EXCERPT:
####################

Question

consider the rectangle depicted below. which of the following computes the area of the rectangle? rectangle image with base labeled x and height labeled y options: ( x + y ), ( 2xy ), nothing in this list is correct, ( 4xy ), ( 2x + 2y )

Explanation:

Step1: Recall the formula for the area of a rectangle.

The area \( A \) of a rectangle is given by the product of its length and width. If the length is \( x \) and the width is \( y \), then the area formula is \( A = x \times y = xy \).

Step2: Analyze the given options.

• Option \( x + y \): This is the sum of the length and width, which is the formula for neither area nor perimeter (perimeter is \( 2x + 2y \)). So this is incorrect.
• Option \( 2xy \): This is not the standard area formula for a rectangle. The area is \( xy \), so this is incorrect.
• Option "Nothing in this list is correct": We will check other options first.
• Option \( 4xy \): This is also not the area formula for a rectangle. Incorrect.
• Option \( 2x + 2y \): This is the formula for the perimeter of a rectangle (sum of all sides), not the area. Incorrect.

Since none of the provided options (other than the "nothing correct" option) match the area formula \( xy \), we conclude that the correct option is the one stating "Nothing in this list is correct."

Answer:

Nothing in this list is correct.

####################

CHALLENGES:
#1 In the rectangle-area explanation, what formula is given for the perimeter of a rectangle?
#2 Using the rectangle-area explanation, explain why "Nothing in this list is correct" is chosen as the answer.

DATA LINES:

####################

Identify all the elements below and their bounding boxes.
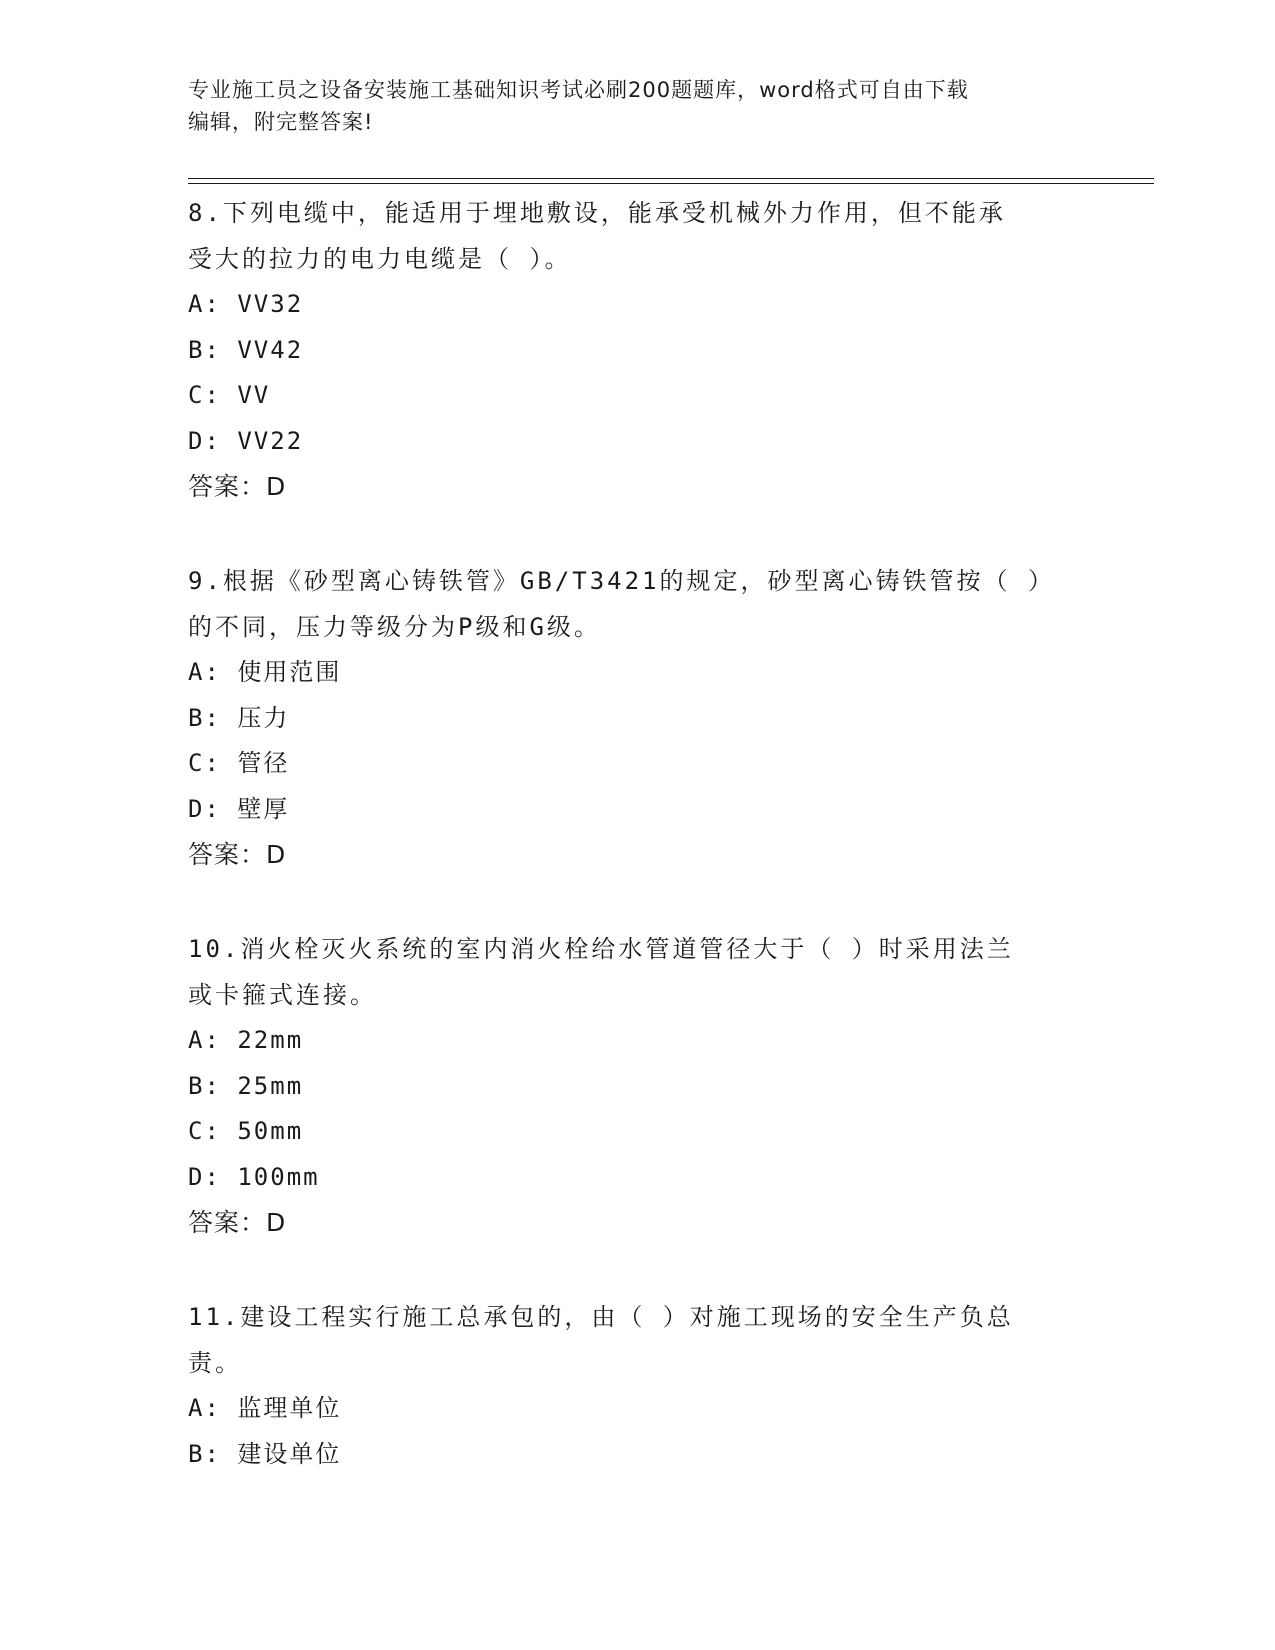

####################

ANSWER LIST:
#1 The perimeter is 2x + 2y.

#2 The area of a rectangle with length x and width y is xy. None of the other options matches xy: x + y is a sum, 2xy and 4xy are not the area formula, and 2x + 2y is the perimeter. That leaves "Nothing in this list is correct" as the only valid choice.